GOAL OF THE EXERCISE =
Reproduce each line exactly. Skip none.

PROVIDED RECORDS =
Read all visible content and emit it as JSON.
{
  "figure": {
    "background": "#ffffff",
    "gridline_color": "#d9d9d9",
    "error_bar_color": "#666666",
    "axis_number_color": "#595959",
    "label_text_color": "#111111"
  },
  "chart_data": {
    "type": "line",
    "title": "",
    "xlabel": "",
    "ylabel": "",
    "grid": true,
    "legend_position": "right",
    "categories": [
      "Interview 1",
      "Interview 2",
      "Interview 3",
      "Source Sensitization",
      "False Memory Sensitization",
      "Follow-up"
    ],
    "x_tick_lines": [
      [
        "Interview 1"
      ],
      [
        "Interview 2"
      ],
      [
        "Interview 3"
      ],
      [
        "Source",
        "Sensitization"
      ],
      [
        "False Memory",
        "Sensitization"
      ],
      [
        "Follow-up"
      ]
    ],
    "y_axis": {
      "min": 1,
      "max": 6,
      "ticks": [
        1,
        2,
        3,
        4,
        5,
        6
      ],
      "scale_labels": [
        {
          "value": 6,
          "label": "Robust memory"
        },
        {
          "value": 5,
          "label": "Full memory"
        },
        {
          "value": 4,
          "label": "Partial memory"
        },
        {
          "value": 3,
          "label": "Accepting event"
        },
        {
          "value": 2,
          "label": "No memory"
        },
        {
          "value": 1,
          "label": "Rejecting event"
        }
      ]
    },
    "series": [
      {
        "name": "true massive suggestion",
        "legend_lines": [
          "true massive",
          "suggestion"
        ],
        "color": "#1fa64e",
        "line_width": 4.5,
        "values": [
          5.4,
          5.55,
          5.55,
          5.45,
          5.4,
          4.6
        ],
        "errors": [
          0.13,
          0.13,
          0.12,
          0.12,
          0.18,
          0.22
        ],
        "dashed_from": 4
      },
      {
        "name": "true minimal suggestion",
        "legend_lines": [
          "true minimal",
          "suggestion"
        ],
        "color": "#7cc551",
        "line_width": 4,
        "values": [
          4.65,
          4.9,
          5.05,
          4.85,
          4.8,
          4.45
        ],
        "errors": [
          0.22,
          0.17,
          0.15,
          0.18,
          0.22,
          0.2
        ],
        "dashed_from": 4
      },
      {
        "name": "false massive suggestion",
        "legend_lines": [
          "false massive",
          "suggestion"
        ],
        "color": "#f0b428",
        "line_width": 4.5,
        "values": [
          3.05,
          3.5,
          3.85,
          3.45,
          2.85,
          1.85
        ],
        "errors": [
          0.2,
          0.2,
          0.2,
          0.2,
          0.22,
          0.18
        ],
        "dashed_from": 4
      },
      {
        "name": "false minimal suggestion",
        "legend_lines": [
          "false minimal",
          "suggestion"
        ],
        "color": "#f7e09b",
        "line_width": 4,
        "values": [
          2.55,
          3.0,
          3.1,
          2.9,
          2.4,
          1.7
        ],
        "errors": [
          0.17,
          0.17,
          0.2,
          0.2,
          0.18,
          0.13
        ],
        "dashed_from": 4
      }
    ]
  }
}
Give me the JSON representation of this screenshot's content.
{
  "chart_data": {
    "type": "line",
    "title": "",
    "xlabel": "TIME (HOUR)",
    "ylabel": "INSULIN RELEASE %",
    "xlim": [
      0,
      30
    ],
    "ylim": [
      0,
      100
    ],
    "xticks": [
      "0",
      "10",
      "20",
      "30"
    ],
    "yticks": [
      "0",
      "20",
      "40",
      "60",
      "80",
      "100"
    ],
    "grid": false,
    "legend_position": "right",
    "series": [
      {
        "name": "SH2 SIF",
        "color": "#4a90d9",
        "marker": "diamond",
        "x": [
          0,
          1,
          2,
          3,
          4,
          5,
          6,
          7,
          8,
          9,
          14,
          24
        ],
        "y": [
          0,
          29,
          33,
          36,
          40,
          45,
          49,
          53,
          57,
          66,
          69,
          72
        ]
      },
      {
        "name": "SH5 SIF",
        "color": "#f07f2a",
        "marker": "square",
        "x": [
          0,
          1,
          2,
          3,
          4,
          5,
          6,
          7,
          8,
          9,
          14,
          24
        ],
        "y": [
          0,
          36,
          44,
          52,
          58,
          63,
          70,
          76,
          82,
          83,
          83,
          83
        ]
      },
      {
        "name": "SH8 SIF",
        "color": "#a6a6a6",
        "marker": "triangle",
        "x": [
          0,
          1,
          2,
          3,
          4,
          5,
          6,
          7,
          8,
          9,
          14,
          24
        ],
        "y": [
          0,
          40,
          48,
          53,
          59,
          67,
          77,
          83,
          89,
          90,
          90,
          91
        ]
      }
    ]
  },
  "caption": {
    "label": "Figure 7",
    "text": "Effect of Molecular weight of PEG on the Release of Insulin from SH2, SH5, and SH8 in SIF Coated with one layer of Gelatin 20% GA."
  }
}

EXPECTED ANSWER =
Read all visible content and emit it as JSON.
{
  "figure": {
    "background": "#ffffff",
    "gridline_color": "#d9d9d9",
    "error_bar_color": "#666666",
    "axis_number_color": "#595959",
    "label_text_color": "#111111"
  },
  "chart_data": {
    "type": "line",
    "title": "",
    "xlabel": "",
    "ylabel": "",
    "grid": true,
    "legend_position": "right",
    "categories": [
      "Interview 1",
      "Interview 2",
      "Interview 3",
      "Source Sensitization",
      "False Memory Sensitization",
      "Follow-up"
    ],
    "x_tick_lines": [
      [
        "Interview 1"
      ],
      [
        "Interview 2"
      ],
      [
        "Interview 3"
      ],
      [
        "Source",
        "Sensitization"
      ],
      [
        "False Memory",
        "Sensitization"
      ],
      [
        "Follow-up"
      ]
    ],
    "y_axis": {
      "min": 1,
      "max": 6,
      "ticks": [
        1,
        2,
        3,
        4,
        5,
        6
      ],
      "scale_labels": [
        {
          "value": 6,
          "label": "Robust memory"
        },
        {
          "value": 5,
          "label": "Full memory"
        },
        {
          "value": 4,
          "label": "Partial memory"
        },
        {
          "value": 3,
          "label": "Accepting event"
        },
        {
          "value": 2,
          "label": "No memory"
        },
        {
          "value": 1,
          "label": "Rejecting event"
        }
      ]
    },
    "series": [
      {
        "name": "true massive suggestion",
        "legend_lines": [
          "true massive",
          "suggestion"
        ],
        "color": "#1fa64e",
        "line_width": 4.5,
        "values": [
          5.4,
          5.55,
          5.55,
          5.45,
          5.4,
          4.6
        ],
        "errors": [
          0.13,
          0.13,
          0.12,
          0.12,
          0.18,
          0.22
        ],
        "dashed_from": 4
      },
      {
        "name": "true minimal suggestion",
        "legend_lines": [
          "true minimal",
          "suggestion"
        ],
        "color": "#7cc551",
        "line_width": 4,
        "values": [
          4.65,
          4.9,
          5.05,
          4.85,
          4.8,
          4.45
        ],
        "errors": [
          0.22,
          0.17,
          0.15,
          0.18,
          0.22,
          0.2
        ],
        "dashed_from": 4
      },
      {
        "name": "false massive suggestion",
        "legend_lines": [
          "false massive",
          "suggestion"
        ],
        "color": "#f0b428",
        "line_width": 4.5,
        "values": [
          3.05,
          3.5,
          3.85,
          3.45,
          2.85,
          1.85
        ],
        "errors": [
          0.2,
          0.2,
          0.2,
          0.2,
          0.22,
          0.18
        ],
        "dashed_from": 4
      },
      {
        "name": "false minimal suggestion",
        "legend_lines": [
          "false minimal",
          "suggestion"
        ],
        "color": "#f7e09b",
        "line_width": 4,
        "values": [
          2.55,
          3.0,
          3.1,
          2.9,
          2.4,
          1.7
        ],
        "errors": [
          0.17,
          0.17,
          0.2,
          0.2,
          0.18,
          0.13
        ],
        "dashed_from": 4
      }
    ]
  }
}
Give me the JSON representation of this screenshot's content.
{
  "chart_data": {
    "type": "line",
    "title": "",
    "xlabel": "TIME (HOUR)",
    "ylabel": "INSULIN RELEASE %",
    "xlim": [
      0,
      30
    ],
    "ylim": [
      0,
      100
    ],
    "xticks": [
      "0",
      "10",
      "20",
      "30"
    ],
    "yticks": [
      "0",
      "20",
      "40",
      "60",
      "80",
      "100"
    ],
    "grid": false,
    "legend_position": "right",
    "series": [
      {
        "name": "SH2 SIF",
        "color": "#4a90d9",
        "marker": "diamond",
        "x": [
          0,
          1,
          2,
          3,
          4,
          5,
          6,
          7,
          8,
          9,
          14,
          24
        ],
        "y": [
          0,
          29,
          33,
          36,
          40,
          45,
          49,
          53,
          57,
          66,
          69,
          72
        ]
      },
      {
        "name": "SH5 SIF",
        "color": "#f07f2a",
        "marker": "square",
        "x": [
          0,
          1,
          2,
          3,
          4,
          5,
          6,
          7,
          8,
          9,
          14,
          24
        ],
        "y": [
          0,
          36,
          44,
          52,
          58,
          63,
          70,
          76,
          82,
          83,
          83,
          83
        ]
      },
      {
        "name": "SH8 SIF",
        "color": "#a6a6a6",
        "marker": "triangle",
        "x": [
          0,
          1,
          2,
          3,
          4,
          5,
          6,
          7,
          8,
          9,
          14,
          24
        ],
        "y": [
          0,
          40,
          48,
          53,
          59,
          67,
          77,
          83,
          89,
          90,
          90,
          91
        ]
      }
    ]
  },
  "caption": {
    "label": "Figure 7",
    "text": "Effect of Molecular weight of PEG on the Release of Insulin from SH2, SH5, and SH8 in SIF Coated with one layer of Gelatin 20% GA."
  }
}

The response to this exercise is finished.